** YOUR OBJECTIVE **
Transcribe each line of the material as it is, and drop any picture.

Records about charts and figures
***

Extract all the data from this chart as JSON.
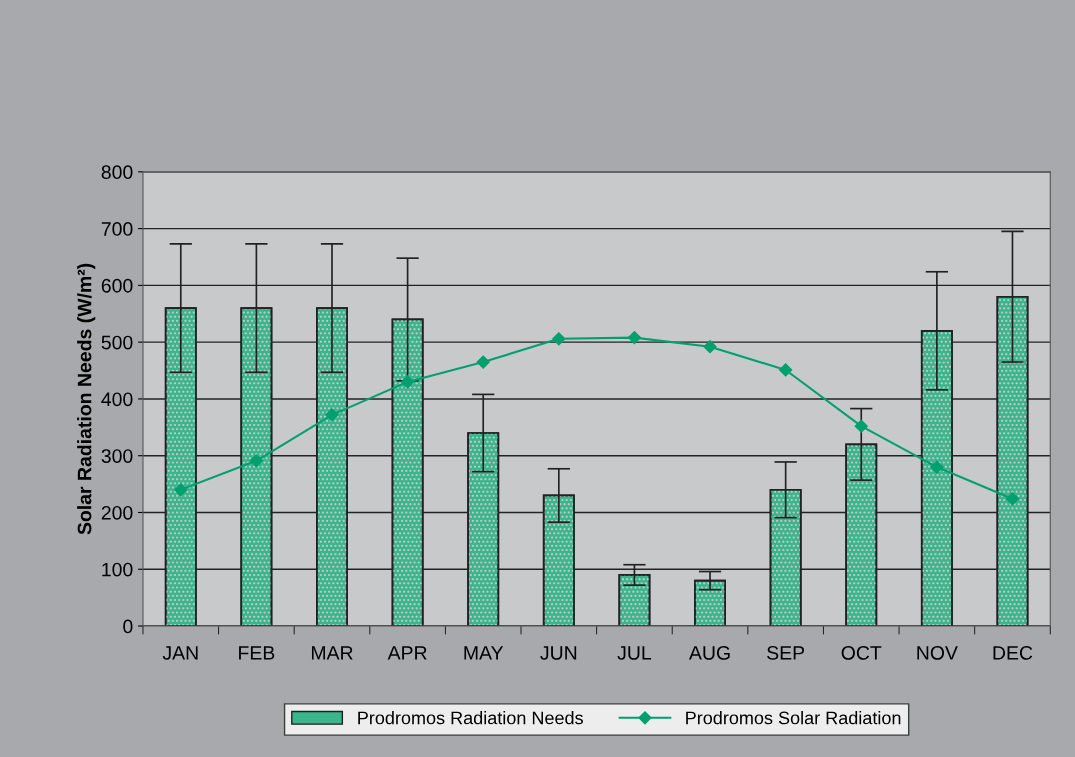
{
  "chart_data": {
    "type": "bar",
    "ylabel": "Solar Radiation Needs (W/m²)",
    "categories": [
      "JAN",
      "FEB",
      "MAR",
      "APR",
      "MAY",
      "JUN",
      "JUL",
      "AUG",
      "SEP",
      "OCT",
      "NOV",
      "DEC"
    ],
    "series": [
      {
        "name": "Prodromos Radiation Needs",
        "color": "#3bb58c",
        "values": [
          560,
          560,
          560,
          540,
          340,
          230,
          90,
          80,
          240,
          320,
          520,
          580
        ],
        "errors": [
          113,
          113,
          113,
          108,
          68,
          47,
          18,
          16,
          49,
          63,
          104,
          115
        ]
      },
      {
        "name": "Prodromos Solar Radiation",
        "type": "line",
        "color": "#00a06e",
        "marker": "diamond",
        "values": [
          240,
          291,
          372,
          430,
          465,
          506,
          508,
          492,
          451,
          352,
          280,
          224
        ]
      }
    ],
    "ylim": [
      0,
      800
    ],
    "yticks": [
      0,
      100,
      200,
      300,
      400,
      500,
      600,
      700,
      800
    ],
    "grid": "y",
    "legend": "bottom"
  }
}
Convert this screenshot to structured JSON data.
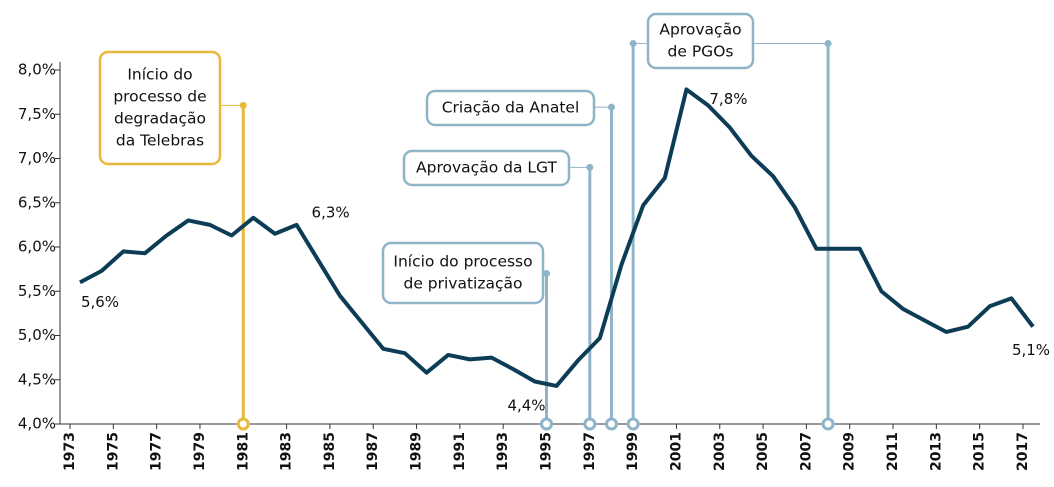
{
  "chart_data": {
    "type": "line",
    "x": [
      1973,
      1974,
      1975,
      1976,
      1977,
      1978,
      1979,
      1980,
      1981,
      1982,
      1983,
      1984,
      1985,
      1986,
      1987,
      1988,
      1989,
      1990,
      1991,
      1992,
      1993,
      1994,
      1995,
      1996,
      1997,
      1998,
      1999,
      2000,
      2001,
      2002,
      2003,
      2004,
      2005,
      2006,
      2007,
      2008,
      2009,
      2010,
      2011,
      2012,
      2013,
      2014,
      2015,
      2016,
      2017
    ],
    "series": [
      {
        "color": "#0d3d56",
        "values": [
          5.6,
          5.73,
          5.95,
          5.93,
          6.13,
          6.3,
          6.25,
          6.13,
          6.33,
          6.15,
          6.25,
          5.85,
          5.45,
          5.15,
          4.85,
          4.8,
          4.58,
          4.78,
          4.73,
          4.75,
          4.62,
          4.48,
          4.43,
          4.72,
          4.97,
          5.8,
          6.47,
          6.78,
          7.78,
          7.6,
          7.35,
          7.03,
          6.8,
          6.45,
          5.98,
          5.98,
          5.98,
          5.5,
          5.3,
          5.17,
          5.04,
          5.1,
          5.33,
          5.42,
          5.1
        ],
        "value_labels": [
          "5,6%",
          null,
          null,
          null,
          null,
          null,
          null,
          null,
          null,
          null,
          "6,3%",
          null,
          null,
          null,
          null,
          null,
          null,
          null,
          null,
          null,
          null,
          null,
          "4,4%",
          null,
          null,
          null,
          null,
          null,
          "7,8%",
          null,
          null,
          null,
          null,
          null,
          null,
          null,
          null,
          null,
          null,
          null,
          null,
          null,
          null,
          null,
          "5,1%"
        ]
      }
    ],
    "xlim": [
      1973,
      2017
    ],
    "xticks": [
      1973,
      1975,
      1977,
      1979,
      1981,
      1983,
      1985,
      1987,
      1989,
      1991,
      1993,
      1995,
      1997,
      1999,
      2001,
      2003,
      2005,
      2007,
      2009,
      2011,
      2013,
      2015,
      2017
    ],
    "ylim": [
      4.0,
      8.0
    ],
    "yticks": [
      {
        "value": 4.0,
        "label": "4,0%"
      },
      {
        "value": 4.5,
        "label": "4,5%"
      },
      {
        "value": 5.0,
        "label": "5,0%"
      },
      {
        "value": 5.5,
        "label": "5,5%"
      },
      {
        "value": 6.0,
        "label": "6,0%"
      },
      {
        "value": 6.5,
        "label": "6,5%"
      },
      {
        "value": 7.0,
        "label": "7,0%"
      },
      {
        "value": 7.5,
        "label": "7,5%"
      },
      {
        "value": 8.0,
        "label": "8,0%"
      }
    ],
    "annotations": [
      {
        "text": [
          "Início do",
          "processo de",
          "degradação",
          "da Telebras"
        ],
        "x": [
          1981
        ],
        "y": 7.6,
        "color": "#e8b83a"
      },
      {
        "text": [
          "Início do processo",
          "de privatização"
        ],
        "x": [
          1995
        ],
        "y": 5.7,
        "color": "#8fb4c8"
      },
      {
        "text": [
          "Aprovação da LGT"
        ],
        "x": [
          1997
        ],
        "y": 6.9,
        "color": "#8fb4c8"
      },
      {
        "text": [
          "Criação da Anatel"
        ],
        "x": [
          1998
        ],
        "y": 7.58,
        "color": "#8fb4c8"
      },
      {
        "text": [
          "Aprovação",
          "de PGOs"
        ],
        "x": [
          1999,
          2008
        ],
        "y": 8.3,
        "color": "#8fb4c8"
      }
    ]
  }
}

***

** ANSWER TO THE TASK **
Extract all the data from this chart as JSON.
{
  "chart_data": {
    "type": "bar",
    "ylabel": "Solar Radiation Needs (W/m²)",
    "categories": [
      "JAN",
      "FEB",
      "MAR",
      "APR",
      "MAY",
      "JUN",
      "JUL",
      "AUG",
      "SEP",
      "OCT",
      "NOV",
      "DEC"
    ],
    "series": [
      {
        "name": "Prodromos Radiation Needs",
        "color": "#3bb58c",
        "values": [
          560,
          560,
          560,
          540,
          340,
          230,
          90,
          80,
          240,
          320,
          520,
          580
        ],
        "errors": [
          113,
          113,
          113,
          108,
          68,
          47,
          18,
          16,
          49,
          63,
          104,
          115
        ]
      },
      {
        "name": "Prodromos Solar Radiation",
        "type": "line",
        "color": "#00a06e",
        "marker": "diamond",
        "values": [
          240,
          291,
          372,
          430,
          465,
          506,
          508,
          492,
          451,
          352,
          280,
          224
        ]
      }
    ],
    "ylim": [
      0,
      800
    ],
    "yticks": [
      0,
      100,
      200,
      300,
      400,
      500,
      600,
      700,
      800
    ],
    "grid": "y",
    "legend": "bottom"
  }
}
Convert this screenshot to structured JSON data.
{
  "chart_data": {
    "type": "line",
    "x": [
      1973,
      1974,
      1975,
      1976,
      1977,
      1978,
      1979,
      1980,
      1981,
      1982,
      1983,
      1984,
      1985,
      1986,
      1987,
      1988,
      1989,
      1990,
      1991,
      1992,
      1993,
      1994,
      1995,
      1996,
      1997,
      1998,
      1999,
      2000,
      2001,
      2002,
      2003,
      2004,
      2005,
      2006,
      2007,
      2008,
      2009,
      2010,
      2011,
      2012,
      2013,
      2014,
      2015,
      2016,
      2017
    ],
    "series": [
      {
        "color": "#0d3d56",
        "values": [
          5.6,
          5.73,
          5.95,
          5.93,
          6.13,
          6.3,
          6.25,
          6.13,
          6.33,
          6.15,
          6.25,
          5.85,
          5.45,
          5.15,
          4.85,
          4.8,
          4.58,
          4.78,
          4.73,
          4.75,
          4.62,
          4.48,
          4.43,
          4.72,
          4.97,
          5.8,
          6.47,
          6.78,
          7.78,
          7.6,
          7.35,
          7.03,
          6.8,
          6.45,
          5.98,
          5.98,
          5.98,
          5.5,
          5.3,
          5.17,
          5.04,
          5.1,
          5.33,
          5.42,
          5.1
        ],
        "value_labels": [
          "5,6%",
          null,
          null,
          null,
          null,
          null,
          null,
          null,
          null,
          null,
          "6,3%",
          null,
          null,
          null,
          null,
          null,
          null,
          null,
          null,
          null,
          null,
          null,
          "4,4%",
          null,
          null,
          null,
          null,
          null,
          "7,8%",
          null,
          null,
          null,
          null,
          null,
          null,
          null,
          null,
          null,
          null,
          null,
          null,
          null,
          null,
          null,
          "5,1%"
        ]
      }
    ],
    "xlim": [
      1973,
      2017
    ],
    "xticks": [
      1973,
      1975,
      1977,
      1979,
      1981,
      1983,
      1985,
      1987,
      1989,
      1991,
      1993,
      1995,
      1997,
      1999,
      2001,
      2003,
      2005,
      2007,
      2009,
      2011,
      2013,
      2015,
      2017
    ],
    "ylim": [
      4.0,
      8.0
    ],
    "yticks": [
      {
        "value": 4.0,
        "label": "4,0%"
      },
      {
        "value": 4.5,
        "label": "4,5%"
      },
      {
        "value": 5.0,
        "label": "5,0%"
      },
      {
        "value": 5.5,
        "label": "5,5%"
      },
      {
        "value": 6.0,
        "label": "6,0%"
      },
      {
        "value": 6.5,
        "label": "6,5%"
      },
      {
        "value": 7.0,
        "label": "7,0%"
      },
      {
        "value": 7.5,
        "label": "7,5%"
      },
      {
        "value": 8.0,
        "label": "8,0%"
      }
    ],
    "annotations": [
      {
        "text": [
          "Início do",
          "processo de",
          "degradação",
          "da Telebras"
        ],
        "x": [
          1981
        ],
        "y": 7.6,
        "color": "#e8b83a"
      },
      {
        "text": [
          "Início do processo",
          "de privatização"
        ],
        "x": [
          1995
        ],
        "y": 5.7,
        "color": "#8fb4c8"
      },
      {
        "text": [
          "Aprovação da LGT"
        ],
        "x": [
          1997
        ],
        "y": 6.9,
        "color": "#8fb4c8"
      },
      {
        "text": [
          "Criação da Anatel"
        ],
        "x": [
          1998
        ],
        "y": 7.58,
        "color": "#8fb4c8"
      },
      {
        "text": [
          "Aprovação",
          "de PGOs"
        ],
        "x": [
          1999,
          2008
        ],
        "y": 8.3,
        "color": "#8fb4c8"
      }
    ]
  }
}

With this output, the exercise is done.